Set task: Locate every line in the material below that has the word "Gender". Copy each of those lines.

## start Input

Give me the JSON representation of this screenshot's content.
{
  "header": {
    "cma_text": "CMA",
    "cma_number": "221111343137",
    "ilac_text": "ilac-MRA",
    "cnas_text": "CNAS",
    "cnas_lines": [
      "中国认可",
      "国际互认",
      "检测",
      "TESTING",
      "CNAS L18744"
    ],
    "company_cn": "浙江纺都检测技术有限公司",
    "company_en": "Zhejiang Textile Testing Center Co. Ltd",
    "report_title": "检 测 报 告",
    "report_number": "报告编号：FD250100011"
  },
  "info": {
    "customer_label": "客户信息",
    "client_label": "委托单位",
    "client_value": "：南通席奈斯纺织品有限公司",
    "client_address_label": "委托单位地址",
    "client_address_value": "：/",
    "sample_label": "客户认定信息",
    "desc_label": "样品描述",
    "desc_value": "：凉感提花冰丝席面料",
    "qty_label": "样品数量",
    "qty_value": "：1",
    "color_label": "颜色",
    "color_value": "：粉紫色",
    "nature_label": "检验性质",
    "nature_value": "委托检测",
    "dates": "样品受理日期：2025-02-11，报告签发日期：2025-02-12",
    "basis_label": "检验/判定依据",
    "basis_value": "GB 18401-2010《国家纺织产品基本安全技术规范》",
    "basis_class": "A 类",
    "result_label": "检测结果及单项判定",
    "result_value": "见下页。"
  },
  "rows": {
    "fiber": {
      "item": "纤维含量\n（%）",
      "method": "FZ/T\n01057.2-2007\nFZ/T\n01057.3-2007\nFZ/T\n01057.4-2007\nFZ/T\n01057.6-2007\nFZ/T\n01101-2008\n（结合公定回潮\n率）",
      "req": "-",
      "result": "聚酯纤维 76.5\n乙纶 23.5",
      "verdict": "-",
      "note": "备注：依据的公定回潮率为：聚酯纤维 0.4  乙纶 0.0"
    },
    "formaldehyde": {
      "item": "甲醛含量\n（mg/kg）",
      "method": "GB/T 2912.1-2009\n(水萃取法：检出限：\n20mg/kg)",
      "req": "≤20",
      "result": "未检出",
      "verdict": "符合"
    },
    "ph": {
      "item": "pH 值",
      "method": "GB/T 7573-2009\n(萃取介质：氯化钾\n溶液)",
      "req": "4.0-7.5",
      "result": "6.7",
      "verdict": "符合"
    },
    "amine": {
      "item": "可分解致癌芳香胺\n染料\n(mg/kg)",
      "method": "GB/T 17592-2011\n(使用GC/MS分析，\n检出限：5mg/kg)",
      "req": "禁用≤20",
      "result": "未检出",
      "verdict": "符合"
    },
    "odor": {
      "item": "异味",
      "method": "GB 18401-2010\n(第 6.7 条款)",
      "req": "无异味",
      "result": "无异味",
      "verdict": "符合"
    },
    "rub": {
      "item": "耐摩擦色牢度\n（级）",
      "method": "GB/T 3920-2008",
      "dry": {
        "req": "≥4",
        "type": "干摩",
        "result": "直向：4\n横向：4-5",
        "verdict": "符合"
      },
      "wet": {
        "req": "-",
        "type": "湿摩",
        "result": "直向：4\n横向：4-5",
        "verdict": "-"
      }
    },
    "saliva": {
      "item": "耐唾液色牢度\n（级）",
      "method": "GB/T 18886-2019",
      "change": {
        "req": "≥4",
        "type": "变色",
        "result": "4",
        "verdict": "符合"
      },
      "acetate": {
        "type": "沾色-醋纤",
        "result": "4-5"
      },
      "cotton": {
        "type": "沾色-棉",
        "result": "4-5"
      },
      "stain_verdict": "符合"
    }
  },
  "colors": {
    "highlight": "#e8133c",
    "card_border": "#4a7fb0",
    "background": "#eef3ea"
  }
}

## end Input
## start Input

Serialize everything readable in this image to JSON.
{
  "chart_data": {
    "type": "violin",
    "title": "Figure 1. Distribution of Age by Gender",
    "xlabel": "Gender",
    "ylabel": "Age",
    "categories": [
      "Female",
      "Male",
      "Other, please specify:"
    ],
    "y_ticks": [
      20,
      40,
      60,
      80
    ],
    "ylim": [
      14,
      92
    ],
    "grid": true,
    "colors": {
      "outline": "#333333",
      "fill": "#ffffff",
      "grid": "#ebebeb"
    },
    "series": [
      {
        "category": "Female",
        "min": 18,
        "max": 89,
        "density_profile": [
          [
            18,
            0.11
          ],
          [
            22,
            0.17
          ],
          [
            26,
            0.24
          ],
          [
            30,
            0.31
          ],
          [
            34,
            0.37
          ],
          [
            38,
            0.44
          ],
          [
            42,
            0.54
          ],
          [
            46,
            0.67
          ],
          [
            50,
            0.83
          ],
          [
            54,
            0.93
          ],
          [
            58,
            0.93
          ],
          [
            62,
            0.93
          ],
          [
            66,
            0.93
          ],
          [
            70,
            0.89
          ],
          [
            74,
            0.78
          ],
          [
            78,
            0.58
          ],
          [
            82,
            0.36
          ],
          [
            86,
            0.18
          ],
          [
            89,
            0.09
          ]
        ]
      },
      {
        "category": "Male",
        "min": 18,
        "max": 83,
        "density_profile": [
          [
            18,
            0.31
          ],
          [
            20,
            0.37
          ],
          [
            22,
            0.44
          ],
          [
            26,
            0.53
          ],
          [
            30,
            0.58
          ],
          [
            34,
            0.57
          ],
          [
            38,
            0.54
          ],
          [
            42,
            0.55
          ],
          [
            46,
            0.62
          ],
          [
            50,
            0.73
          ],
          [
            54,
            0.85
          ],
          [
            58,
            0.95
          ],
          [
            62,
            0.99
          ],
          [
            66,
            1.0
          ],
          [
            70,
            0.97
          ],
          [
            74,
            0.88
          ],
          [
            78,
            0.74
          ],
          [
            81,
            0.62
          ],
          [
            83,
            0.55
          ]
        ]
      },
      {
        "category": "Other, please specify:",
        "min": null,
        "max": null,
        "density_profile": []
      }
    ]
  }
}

## end Input
## start Input

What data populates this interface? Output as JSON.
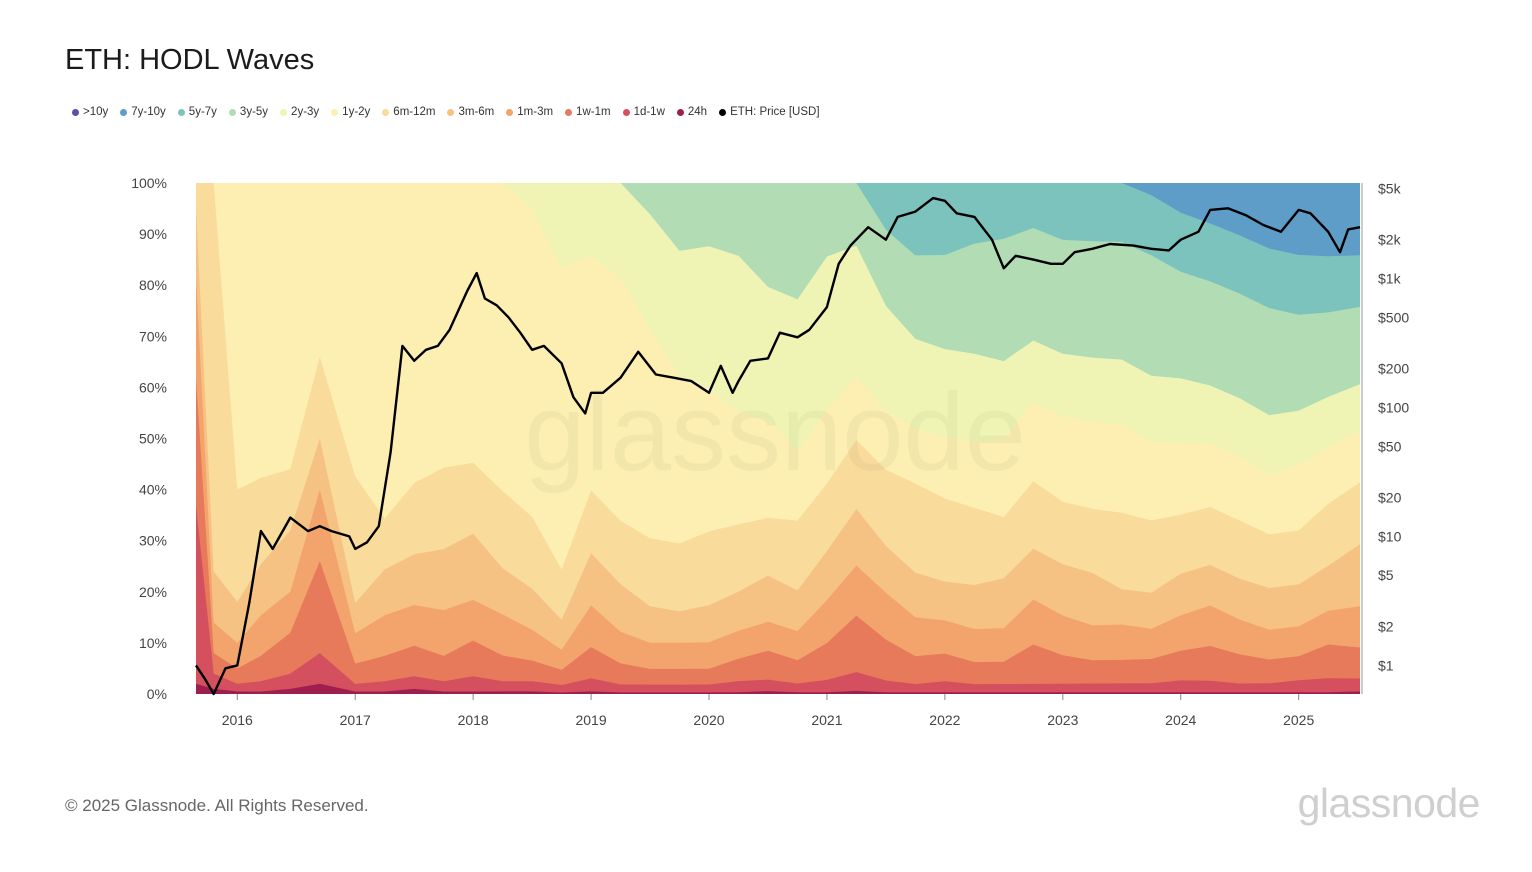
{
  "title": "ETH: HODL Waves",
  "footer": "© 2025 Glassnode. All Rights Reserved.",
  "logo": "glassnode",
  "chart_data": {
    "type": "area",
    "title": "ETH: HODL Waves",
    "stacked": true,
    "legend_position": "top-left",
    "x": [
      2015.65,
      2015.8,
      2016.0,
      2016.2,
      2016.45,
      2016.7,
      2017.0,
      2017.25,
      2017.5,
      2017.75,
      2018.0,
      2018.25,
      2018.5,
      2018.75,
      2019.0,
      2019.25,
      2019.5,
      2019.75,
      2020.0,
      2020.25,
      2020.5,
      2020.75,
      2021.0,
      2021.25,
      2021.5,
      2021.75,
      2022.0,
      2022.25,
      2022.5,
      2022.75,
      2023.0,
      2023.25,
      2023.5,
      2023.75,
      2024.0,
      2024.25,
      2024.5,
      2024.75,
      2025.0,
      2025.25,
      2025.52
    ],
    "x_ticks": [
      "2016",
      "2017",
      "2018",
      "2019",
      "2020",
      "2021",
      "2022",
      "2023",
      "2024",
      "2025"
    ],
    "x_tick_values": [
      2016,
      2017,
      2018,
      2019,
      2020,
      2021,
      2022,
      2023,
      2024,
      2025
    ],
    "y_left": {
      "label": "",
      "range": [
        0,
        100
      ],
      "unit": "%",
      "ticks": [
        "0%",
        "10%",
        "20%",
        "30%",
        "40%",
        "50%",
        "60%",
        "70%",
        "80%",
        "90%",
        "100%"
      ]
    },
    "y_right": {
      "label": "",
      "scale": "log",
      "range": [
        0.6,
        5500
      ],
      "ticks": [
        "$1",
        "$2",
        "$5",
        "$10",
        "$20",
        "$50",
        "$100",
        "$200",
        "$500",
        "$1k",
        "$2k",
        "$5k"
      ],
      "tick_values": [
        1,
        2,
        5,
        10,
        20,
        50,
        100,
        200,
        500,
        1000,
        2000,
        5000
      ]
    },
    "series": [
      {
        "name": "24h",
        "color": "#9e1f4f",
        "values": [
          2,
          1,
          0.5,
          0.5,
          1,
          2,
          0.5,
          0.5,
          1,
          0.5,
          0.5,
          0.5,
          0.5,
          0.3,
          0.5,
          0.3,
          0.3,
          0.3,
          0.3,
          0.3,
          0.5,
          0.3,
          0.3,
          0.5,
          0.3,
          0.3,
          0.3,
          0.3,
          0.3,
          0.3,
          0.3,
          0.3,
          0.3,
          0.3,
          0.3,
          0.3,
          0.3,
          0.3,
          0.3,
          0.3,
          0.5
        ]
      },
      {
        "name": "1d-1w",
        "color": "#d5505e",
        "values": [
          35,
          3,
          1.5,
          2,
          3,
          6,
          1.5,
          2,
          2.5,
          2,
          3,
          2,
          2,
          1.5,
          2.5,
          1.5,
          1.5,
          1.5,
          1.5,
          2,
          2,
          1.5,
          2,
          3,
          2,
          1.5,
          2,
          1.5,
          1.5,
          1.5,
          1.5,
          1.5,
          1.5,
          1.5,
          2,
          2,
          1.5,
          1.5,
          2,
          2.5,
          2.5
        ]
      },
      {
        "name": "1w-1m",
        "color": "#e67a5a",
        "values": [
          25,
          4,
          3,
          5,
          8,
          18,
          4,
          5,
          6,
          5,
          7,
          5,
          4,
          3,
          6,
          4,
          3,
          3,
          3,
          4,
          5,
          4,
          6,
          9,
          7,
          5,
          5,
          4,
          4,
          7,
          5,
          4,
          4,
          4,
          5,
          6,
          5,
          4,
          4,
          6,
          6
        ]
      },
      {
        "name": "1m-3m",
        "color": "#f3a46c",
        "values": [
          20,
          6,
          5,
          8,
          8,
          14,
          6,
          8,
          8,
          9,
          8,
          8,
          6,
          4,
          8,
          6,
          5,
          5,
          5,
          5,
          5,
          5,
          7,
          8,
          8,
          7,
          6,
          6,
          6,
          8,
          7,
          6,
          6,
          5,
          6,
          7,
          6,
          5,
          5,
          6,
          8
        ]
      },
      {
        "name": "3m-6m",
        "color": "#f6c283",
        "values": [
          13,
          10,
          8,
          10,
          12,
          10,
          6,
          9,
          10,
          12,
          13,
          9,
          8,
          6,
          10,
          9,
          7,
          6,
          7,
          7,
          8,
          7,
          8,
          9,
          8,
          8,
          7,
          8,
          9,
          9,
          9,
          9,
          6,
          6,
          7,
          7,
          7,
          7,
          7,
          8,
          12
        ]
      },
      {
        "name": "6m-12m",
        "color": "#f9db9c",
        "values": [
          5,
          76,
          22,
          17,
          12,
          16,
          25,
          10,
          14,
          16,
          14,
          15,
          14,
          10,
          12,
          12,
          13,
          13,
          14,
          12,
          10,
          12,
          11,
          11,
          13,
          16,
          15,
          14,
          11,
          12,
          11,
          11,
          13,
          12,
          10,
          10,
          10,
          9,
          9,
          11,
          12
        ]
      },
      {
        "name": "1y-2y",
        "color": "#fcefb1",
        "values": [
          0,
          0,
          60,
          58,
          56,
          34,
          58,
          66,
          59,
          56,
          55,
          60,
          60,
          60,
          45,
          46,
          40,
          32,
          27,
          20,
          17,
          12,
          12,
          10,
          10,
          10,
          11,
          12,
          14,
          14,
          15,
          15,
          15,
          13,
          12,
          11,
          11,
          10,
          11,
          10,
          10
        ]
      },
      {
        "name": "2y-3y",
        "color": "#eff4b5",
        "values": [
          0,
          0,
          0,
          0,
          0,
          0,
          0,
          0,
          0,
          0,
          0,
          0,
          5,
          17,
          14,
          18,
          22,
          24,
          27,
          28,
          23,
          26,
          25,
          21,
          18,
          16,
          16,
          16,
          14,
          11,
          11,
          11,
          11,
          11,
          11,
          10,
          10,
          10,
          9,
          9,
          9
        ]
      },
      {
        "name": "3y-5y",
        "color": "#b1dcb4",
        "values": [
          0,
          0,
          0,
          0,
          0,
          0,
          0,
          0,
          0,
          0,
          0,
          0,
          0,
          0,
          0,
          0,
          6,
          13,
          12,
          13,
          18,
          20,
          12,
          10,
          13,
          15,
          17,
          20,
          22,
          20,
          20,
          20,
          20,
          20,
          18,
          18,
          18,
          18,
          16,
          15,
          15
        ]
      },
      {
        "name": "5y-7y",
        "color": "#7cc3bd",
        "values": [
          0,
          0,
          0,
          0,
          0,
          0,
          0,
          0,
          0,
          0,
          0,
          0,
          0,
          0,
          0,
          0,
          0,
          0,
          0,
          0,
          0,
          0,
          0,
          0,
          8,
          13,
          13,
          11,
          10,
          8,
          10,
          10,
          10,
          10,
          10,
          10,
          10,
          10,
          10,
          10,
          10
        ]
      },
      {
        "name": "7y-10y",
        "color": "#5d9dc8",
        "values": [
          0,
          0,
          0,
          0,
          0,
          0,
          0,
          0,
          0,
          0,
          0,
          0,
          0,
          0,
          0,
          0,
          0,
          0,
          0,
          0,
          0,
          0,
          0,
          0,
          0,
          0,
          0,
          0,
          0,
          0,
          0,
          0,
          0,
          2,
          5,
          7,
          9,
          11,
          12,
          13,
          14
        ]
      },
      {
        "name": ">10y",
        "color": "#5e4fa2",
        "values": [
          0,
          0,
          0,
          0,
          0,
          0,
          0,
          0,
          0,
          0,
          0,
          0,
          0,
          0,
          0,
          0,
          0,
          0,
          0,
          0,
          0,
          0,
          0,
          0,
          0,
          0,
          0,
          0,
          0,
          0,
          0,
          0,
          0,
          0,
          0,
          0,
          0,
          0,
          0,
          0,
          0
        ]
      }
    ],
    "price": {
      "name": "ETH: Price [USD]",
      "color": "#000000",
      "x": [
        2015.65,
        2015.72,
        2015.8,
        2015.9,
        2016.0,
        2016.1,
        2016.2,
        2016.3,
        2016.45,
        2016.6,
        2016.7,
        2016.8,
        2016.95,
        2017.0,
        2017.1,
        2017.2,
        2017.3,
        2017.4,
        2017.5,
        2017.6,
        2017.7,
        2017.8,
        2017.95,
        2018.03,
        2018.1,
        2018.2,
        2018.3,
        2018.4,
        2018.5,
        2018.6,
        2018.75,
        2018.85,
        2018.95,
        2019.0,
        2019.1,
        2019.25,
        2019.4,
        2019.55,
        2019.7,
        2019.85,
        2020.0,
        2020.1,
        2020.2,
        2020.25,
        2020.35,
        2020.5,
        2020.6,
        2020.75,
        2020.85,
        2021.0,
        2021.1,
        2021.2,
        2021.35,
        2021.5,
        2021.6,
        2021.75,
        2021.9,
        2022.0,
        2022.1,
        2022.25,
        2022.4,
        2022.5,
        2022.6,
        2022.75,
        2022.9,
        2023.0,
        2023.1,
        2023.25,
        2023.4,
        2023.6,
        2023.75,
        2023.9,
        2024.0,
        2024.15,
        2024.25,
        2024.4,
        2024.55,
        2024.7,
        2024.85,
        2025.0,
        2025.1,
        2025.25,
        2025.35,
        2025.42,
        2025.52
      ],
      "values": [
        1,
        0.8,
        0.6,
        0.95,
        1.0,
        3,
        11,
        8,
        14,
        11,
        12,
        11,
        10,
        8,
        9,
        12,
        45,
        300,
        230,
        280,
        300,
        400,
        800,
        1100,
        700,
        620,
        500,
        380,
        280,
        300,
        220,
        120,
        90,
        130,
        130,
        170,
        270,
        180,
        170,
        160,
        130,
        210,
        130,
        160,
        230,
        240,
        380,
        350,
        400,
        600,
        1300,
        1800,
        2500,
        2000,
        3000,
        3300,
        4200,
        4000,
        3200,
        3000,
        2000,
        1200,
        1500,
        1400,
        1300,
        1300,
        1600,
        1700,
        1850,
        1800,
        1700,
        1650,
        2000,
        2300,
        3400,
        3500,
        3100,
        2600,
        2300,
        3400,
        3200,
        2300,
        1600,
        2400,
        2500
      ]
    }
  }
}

## end Input

Written response:
    "title": "Figure 1. Distribution of Age by Gender",
    "xlabel": "Gender",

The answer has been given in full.